=== Recorded data ===

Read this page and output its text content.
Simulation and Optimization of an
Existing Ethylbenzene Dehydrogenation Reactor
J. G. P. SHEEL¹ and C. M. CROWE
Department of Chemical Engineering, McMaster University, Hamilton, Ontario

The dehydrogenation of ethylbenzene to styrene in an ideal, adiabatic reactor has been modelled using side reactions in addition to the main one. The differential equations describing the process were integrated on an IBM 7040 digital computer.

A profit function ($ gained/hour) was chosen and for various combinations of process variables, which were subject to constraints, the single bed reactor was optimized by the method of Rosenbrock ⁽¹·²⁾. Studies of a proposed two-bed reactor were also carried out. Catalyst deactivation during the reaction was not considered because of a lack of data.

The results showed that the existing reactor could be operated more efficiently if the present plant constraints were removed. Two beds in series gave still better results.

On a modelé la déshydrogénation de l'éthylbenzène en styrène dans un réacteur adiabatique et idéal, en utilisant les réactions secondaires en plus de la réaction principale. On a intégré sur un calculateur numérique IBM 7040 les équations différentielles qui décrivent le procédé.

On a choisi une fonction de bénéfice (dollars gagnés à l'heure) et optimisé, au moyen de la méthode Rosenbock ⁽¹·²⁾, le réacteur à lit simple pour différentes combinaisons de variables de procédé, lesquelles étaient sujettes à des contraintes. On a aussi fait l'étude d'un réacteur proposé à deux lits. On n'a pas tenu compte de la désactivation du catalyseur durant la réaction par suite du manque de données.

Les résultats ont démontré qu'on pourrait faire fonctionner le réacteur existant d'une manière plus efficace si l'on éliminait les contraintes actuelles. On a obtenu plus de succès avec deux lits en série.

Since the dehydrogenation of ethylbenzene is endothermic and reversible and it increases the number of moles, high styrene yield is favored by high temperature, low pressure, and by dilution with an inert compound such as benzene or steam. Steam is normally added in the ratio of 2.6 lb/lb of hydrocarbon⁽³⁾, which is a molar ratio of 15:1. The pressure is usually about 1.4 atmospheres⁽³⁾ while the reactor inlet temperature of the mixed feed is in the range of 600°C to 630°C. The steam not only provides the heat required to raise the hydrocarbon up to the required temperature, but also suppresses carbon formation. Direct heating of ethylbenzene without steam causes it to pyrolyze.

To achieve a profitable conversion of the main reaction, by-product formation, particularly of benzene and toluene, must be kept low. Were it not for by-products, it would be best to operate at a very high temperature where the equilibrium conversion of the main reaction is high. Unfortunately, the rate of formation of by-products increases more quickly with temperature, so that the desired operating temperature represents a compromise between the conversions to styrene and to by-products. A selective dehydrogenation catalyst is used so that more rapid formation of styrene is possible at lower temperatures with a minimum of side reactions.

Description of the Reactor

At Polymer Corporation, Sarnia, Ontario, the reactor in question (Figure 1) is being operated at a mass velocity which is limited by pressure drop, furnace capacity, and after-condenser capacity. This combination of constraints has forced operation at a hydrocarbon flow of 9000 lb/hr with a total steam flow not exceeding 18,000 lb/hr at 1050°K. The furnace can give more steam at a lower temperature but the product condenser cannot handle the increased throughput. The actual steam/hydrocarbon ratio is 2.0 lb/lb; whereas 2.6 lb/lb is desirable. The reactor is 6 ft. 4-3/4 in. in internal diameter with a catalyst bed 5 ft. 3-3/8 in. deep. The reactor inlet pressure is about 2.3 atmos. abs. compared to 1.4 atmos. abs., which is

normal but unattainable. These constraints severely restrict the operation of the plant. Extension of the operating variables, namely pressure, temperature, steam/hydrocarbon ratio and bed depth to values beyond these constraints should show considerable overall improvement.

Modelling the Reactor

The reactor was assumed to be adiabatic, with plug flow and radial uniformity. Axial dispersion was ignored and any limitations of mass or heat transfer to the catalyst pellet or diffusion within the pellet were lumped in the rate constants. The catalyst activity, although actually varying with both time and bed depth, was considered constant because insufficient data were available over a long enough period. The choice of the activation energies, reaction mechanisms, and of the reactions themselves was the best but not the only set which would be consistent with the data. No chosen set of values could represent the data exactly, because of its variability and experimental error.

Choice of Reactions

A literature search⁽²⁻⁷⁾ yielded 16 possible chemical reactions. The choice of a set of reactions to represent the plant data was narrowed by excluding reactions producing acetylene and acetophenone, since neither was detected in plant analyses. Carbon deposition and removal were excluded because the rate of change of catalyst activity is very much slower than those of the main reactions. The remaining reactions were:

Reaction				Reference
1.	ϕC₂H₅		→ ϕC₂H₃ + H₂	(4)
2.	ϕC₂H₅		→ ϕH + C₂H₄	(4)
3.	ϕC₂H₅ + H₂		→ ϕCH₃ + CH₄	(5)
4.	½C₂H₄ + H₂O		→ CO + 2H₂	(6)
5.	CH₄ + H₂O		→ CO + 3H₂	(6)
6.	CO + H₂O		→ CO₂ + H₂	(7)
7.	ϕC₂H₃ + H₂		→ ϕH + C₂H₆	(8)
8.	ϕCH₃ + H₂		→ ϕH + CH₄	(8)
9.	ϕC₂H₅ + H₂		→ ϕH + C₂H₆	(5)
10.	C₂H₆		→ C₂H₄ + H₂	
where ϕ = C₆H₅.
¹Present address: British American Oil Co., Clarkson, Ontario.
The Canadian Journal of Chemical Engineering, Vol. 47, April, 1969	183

=== Challenge ===
Quote every line of the data, word for word.

=== Solution for this problem ===
Read this page and output its text content.
Simulation and Optimization of an
Existing Ethylbenzene Dehydrogenation Reactor
J. G. P. SHEEL¹ and C. M. CROWE
Department of Chemical Engineering, McMaster University, Hamilton, Ontario

The dehydrogenation of ethylbenzene to styrene in an ideal, adiabatic reactor has been modelled using side reactions in addition to the main one. The differential equations describing the process were integrated on an IBM 7040 digital computer.

A profit function ($ gained/hour) was chosen and for various combinations of process variables, which were subject to constraints, the single bed reactor was optimized by the method of Rosenbrock ⁽¹·²⁾. Studies of a proposed two-bed reactor were also carried out. Catalyst deactivation during the reaction was not considered because of a lack of data.

The results showed that the existing reactor could be operated more efficiently if the present plant constraints were removed. Two beds in series gave still better results.

On a modelé la déshydrogénation de l'éthylbenzène en styrène dans un réacteur adiabatique et idéal, en utilisant les réactions secondaires en plus de la réaction principale. On a intégré sur un calculateur numérique IBM 7040 les équations différentielles qui décrivent le procédé.

On a choisi une fonction de bénéfice (dollars gagnés à l'heure) et optimisé, au moyen de la méthode Rosenbock ⁽¹·²⁾, le réacteur à lit simple pour différentes combinaisons de variables de procédé, lesquelles étaient sujettes à des contraintes. On a aussi fait l'étude d'un réacteur proposé à deux lits. On n'a pas tenu compte de la désactivation du catalyseur durant la réaction par suite du manque de données.

Les résultats ont démontré qu'on pourrait faire fonctionner le réacteur existant d'une manière plus efficace si l'on éliminait les contraintes actuelles. On a obtenu plus de succès avec deux lits en série.

Since the dehydrogenation of ethylbenzene is endothermic and reversible and it increases the number of moles, high styrene yield is favored by high temperature, low pressure, and by dilution with an inert compound such as benzene or steam. Steam is normally added in the ratio of 2.6 lb/lb of hydrocarbon⁽³⁾, which is a molar ratio of 15:1. The pressure is usually about 1.4 atmospheres⁽³⁾ while the reactor inlet temperature of the mixed feed is in the range of 600°C to 630°C. The steam not only provides the heat required to raise the hydrocarbon up to the required temperature, but also suppresses carbon formation. Direct heating of ethylbenzene without steam causes it to pyrolyze.

To achieve a profitable conversion of the main reaction, by-product formation, particularly of benzene and toluene, must be kept low. Were it not for by-products, it would be best to operate at a very high temperature where the equilibrium conversion of the main reaction is high. Unfortunately, the rate of formation of by-products increases more quickly with temperature, so that the desired operating temperature represents a compromise between the conversions to styrene and to by-products. A selective dehydrogenation catalyst is used so that more rapid formation of styrene is possible at lower temperatures with a minimum of side reactions.

Description of the Reactor

At Polymer Corporation, Sarnia, Ontario, the reactor in question (Figure 1) is being operated at a mass velocity which is limited by pressure drop, furnace capacity, and after-condenser capacity. This combination of constraints has forced operation at a hydrocarbon flow of 9000 lb/hr with a total steam flow not exceeding 18,000 lb/hr at 1050°K. The furnace can give more steam at a lower temperature but the product condenser cannot handle the increased throughput. The actual steam/hydrocarbon ratio is 2.0 lb/lb; whereas 2.6 lb/lb is desirable. The reactor is 6 ft. 4-3/4 in. in internal diameter with a catalyst bed 5 ft. 3-3/8 in. deep. The reactor inlet pressure is about 2.3 atmos. abs. compared to 1.4 atmos. abs., which is

normal but unattainable. These constraints severely restrict the operation of the plant. Extension of the operating variables, namely pressure, temperature, steam/hydrocarbon ratio and bed depth to values beyond these constraints should show considerable overall improvement.

Modelling the Reactor

The reactor was assumed to be adiabatic, with plug flow and radial uniformity. Axial dispersion was ignored and any limitations of mass or heat transfer to the catalyst pellet or diffusion within the pellet were lumped in the rate constants. The catalyst activity, although actually varying with both time and bed depth, was considered constant because insufficient data were available over a long enough period. The choice of the activation energies, reaction mechanisms, and of the reactions themselves was the best but not the only set which would be consistent with the data. No chosen set of values could represent the data exactly, because of its variability and experimental error.

Choice of Reactions

A literature search⁽²⁻⁷⁾ yielded 16 possible chemical reactions. The choice of a set of reactions to represent the plant data was narrowed by excluding reactions producing acetylene and acetophenone, since neither was detected in plant analyses. Carbon deposition and removal were excluded because the rate of change of catalyst activity is very much slower than those of the main reactions. The remaining reactions were:

Reaction				Reference
1.	ϕC₂H₅		→ ϕC₂H₃ + H₂	(4)
2.	ϕC₂H₅		→ ϕH + C₂H₄	(4)
3.	ϕC₂H₅ + H₂		→ ϕCH₃ + CH₄	(5)
4.	½C₂H₄ + H₂O		→ CO + 2H₂	(6)
5.	CH₄ + H₂O		→ CO + 3H₂	(6)
6.	CO + H₂O		→ CO₂ + H₂	(7)
7.	ϕC₂H₃ + H₂		→ ϕH + C₂H₆	(8)
8.	ϕCH₃ + H₂		→ ϕH + CH₄	(8)
9.	ϕC₂H₅ + H₂		→ ϕH + C₂H₆	(5)
10.	C₂H₆		→ C₂H₄ + H₂	
where ϕ = C₆H₅.
¹Present address: British American Oil Co., Clarkson, Ontario.
The Canadian Journal of Chemical Engineering, Vol. 47, April, 1969	183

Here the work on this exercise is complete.